-- begin Records for the exercise --

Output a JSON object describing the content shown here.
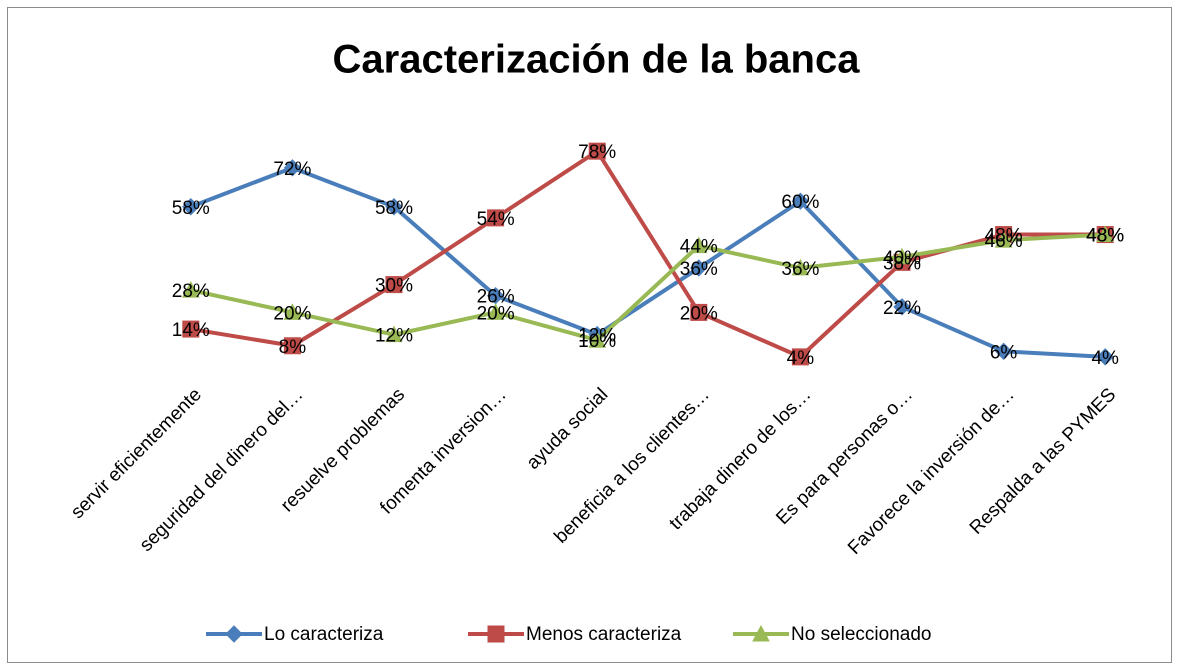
{
  "chart_data": {
    "type": "line",
    "title": "Caracterización de la banca",
    "categories": [
      "servir eficientemente",
      "seguridad del dinero del…",
      "resuelve problemas",
      "fomenta inversion…",
      "ayuda social",
      "beneficia a los clientes…",
      "trabaja dinero de los…",
      "Es para personas o…",
      "Favorece la inversión de…",
      "Respalda a las PYMES"
    ],
    "series": [
      {
        "name": "Lo caracteriza",
        "color": "#4a7ebb",
        "marker": "diamond",
        "values": [
          58,
          72,
          58,
          26,
          12,
          36,
          60,
          22,
          6,
          4
        ],
        "value_labels": [
          "58%",
          "72%",
          "58%",
          "26%",
          "12%",
          "36%",
          "60%",
          "22%",
          "6%",
          "4%"
        ]
      },
      {
        "name": "Menos caracteriza",
        "color": "#be4b48",
        "marker": "square",
        "values": [
          14,
          8,
          30,
          54,
          78,
          20,
          4,
          38,
          48,
          48
        ],
        "value_labels": [
          "14%",
          "8%",
          "30%",
          "54%",
          "78%",
          "20%",
          "4%",
          "38%",
          "48%",
          "48%"
        ]
      },
      {
        "name": "No seleccionado",
        "color": "#98b954",
        "marker": "triangle",
        "values": [
          28,
          20,
          12,
          20,
          10,
          44,
          36,
          40,
          46,
          48
        ],
        "value_labels": [
          "28%",
          "20%",
          "12%",
          "20%",
          "10%",
          "44%",
          "36%",
          "40%",
          "46%",
          "48%"
        ]
      }
    ],
    "legend": "bottom"
  }
}
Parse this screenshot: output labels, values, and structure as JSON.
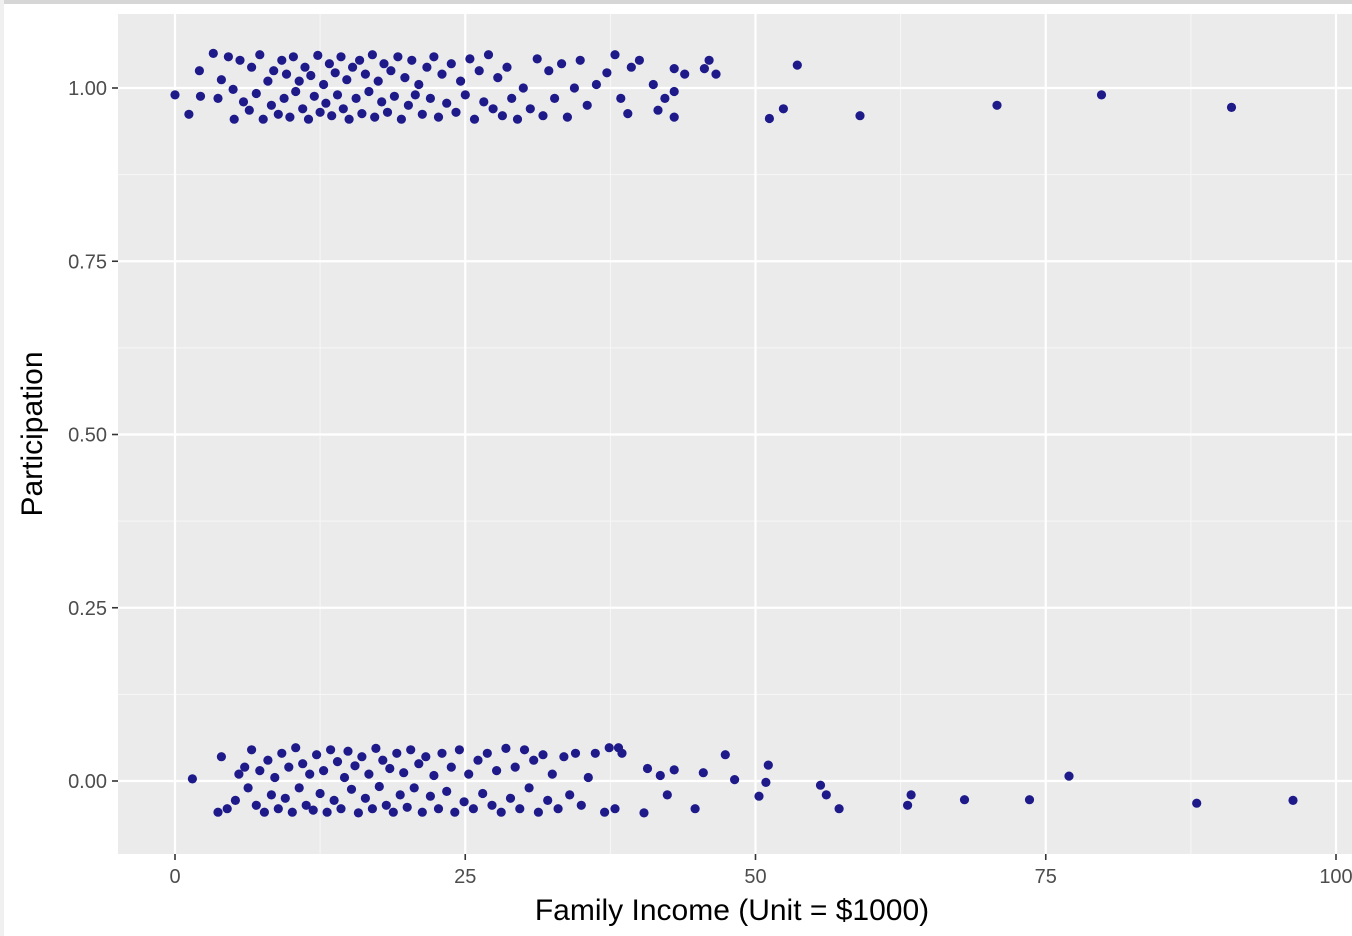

-- end Records for the exercise --

### Instructions for the task
Without the pictures, return the entries exactly as they appear.

### Response to the task
Output a JSON object describing the content shown here.
{
  "chart_data": {
    "type": "line",
    "title": "Caracterización de la banca",
    "categories": [
      "servir eficientemente",
      "seguridad del dinero del…",
      "resuelve problemas",
      "fomenta inversion…",
      "ayuda social",
      "beneficia a los clientes…",
      "trabaja dinero de los…",
      "Es para personas o…",
      "Favorece la inversión de…",
      "Respalda a las PYMES"
    ],
    "series": [
      {
        "name": "Lo caracteriza",
        "color": "#4a7ebb",
        "marker": "diamond",
        "values": [
          58,
          72,
          58,
          26,
          12,
          36,
          60,
          22,
          6,
          4
        ],
        "value_labels": [
          "58%",
          "72%",
          "58%",
          "26%",
          "12%",
          "36%",
          "60%",
          "22%",
          "6%",
          "4%"
        ]
      },
      {
        "name": "Menos caracteriza",
        "color": "#be4b48",
        "marker": "square",
        "values": [
          14,
          8,
          30,
          54,
          78,
          20,
          4,
          38,
          48,
          48
        ],
        "value_labels": [
          "14%",
          "8%",
          "30%",
          "54%",
          "78%",
          "20%",
          "4%",
          "38%",
          "48%",
          "48%"
        ]
      },
      {
        "name": "No seleccionado",
        "color": "#98b954",
        "marker": "triangle",
        "values": [
          28,
          20,
          12,
          20,
          10,
          44,
          36,
          40,
          46,
          48
        ],
        "value_labels": [
          "28%",
          "20%",
          "12%",
          "20%",
          "10%",
          "44%",
          "36%",
          "40%",
          "46%",
          "48%"
        ]
      }
    ],
    "legend": "bottom"
  }
}
Parse this screenshot: output labels, values, and structure as JSON.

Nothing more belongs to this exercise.